(WRITTEN TASK)
Find every line in the records below that contains the word "flash", and copy each such line.

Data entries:
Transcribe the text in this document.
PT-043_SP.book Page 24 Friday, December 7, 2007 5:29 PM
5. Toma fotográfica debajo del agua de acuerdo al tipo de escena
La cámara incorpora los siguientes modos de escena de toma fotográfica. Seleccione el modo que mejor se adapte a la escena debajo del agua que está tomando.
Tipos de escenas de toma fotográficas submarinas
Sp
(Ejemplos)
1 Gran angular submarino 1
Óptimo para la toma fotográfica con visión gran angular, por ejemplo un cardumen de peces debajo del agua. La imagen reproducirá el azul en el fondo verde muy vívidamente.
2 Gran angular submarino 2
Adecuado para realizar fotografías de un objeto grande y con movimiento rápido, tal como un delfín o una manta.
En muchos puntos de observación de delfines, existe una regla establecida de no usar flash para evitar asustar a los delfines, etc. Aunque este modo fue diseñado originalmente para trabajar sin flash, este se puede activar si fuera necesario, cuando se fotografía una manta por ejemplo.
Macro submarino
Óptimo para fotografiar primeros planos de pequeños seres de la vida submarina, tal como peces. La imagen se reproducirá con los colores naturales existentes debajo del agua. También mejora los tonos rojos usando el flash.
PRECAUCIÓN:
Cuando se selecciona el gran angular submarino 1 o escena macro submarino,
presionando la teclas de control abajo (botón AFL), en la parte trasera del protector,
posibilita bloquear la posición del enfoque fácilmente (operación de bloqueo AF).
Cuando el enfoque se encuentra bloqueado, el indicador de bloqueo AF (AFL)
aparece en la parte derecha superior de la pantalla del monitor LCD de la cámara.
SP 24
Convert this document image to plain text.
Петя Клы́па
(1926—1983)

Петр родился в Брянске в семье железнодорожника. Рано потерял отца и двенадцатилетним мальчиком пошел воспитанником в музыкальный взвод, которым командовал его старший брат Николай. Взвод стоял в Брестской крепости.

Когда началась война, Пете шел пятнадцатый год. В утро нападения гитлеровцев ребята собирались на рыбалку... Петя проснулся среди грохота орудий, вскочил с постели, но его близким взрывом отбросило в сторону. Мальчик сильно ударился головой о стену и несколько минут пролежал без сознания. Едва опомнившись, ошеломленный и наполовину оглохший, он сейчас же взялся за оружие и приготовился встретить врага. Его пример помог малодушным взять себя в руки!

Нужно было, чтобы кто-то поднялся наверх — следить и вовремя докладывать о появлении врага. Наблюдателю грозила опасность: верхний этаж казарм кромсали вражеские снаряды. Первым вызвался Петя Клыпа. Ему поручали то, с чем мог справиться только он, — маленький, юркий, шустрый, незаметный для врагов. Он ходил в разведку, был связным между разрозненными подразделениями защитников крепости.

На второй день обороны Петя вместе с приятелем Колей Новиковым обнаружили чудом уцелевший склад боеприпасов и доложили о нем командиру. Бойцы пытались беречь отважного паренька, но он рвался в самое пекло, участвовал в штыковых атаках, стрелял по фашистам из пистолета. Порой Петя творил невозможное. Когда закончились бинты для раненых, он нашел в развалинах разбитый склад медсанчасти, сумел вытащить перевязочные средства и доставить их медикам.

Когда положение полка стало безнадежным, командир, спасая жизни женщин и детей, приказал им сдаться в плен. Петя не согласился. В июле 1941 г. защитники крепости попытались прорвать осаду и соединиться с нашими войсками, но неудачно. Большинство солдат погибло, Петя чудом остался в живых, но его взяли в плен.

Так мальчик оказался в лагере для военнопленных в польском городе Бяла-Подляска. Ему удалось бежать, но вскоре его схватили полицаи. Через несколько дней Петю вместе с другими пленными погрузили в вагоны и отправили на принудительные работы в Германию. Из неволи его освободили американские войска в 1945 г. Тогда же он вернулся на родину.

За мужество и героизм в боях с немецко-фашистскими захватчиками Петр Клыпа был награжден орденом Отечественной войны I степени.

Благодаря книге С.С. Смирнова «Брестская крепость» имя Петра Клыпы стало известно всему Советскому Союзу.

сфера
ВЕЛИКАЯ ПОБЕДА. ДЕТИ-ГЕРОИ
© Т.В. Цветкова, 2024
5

(EXERCISE SOLUTION)
En muchos puntos de observación de delfines, existe una regla establecida de no usar flash para evitar asustar a los delfines, etc. Aunque este modo fue diseñado originalmente para trabajar sin flash, este se puede activar si fuera necesario, cuando se fotografía una manta por ejemplo.
Óptimo para fotografiar primeros planos de pequeños seres de la vida submarina, tal como peces. La imagen se reproducirá con los colores naturales existentes debajo del agua. También mejora los tonos rojos usando el flash.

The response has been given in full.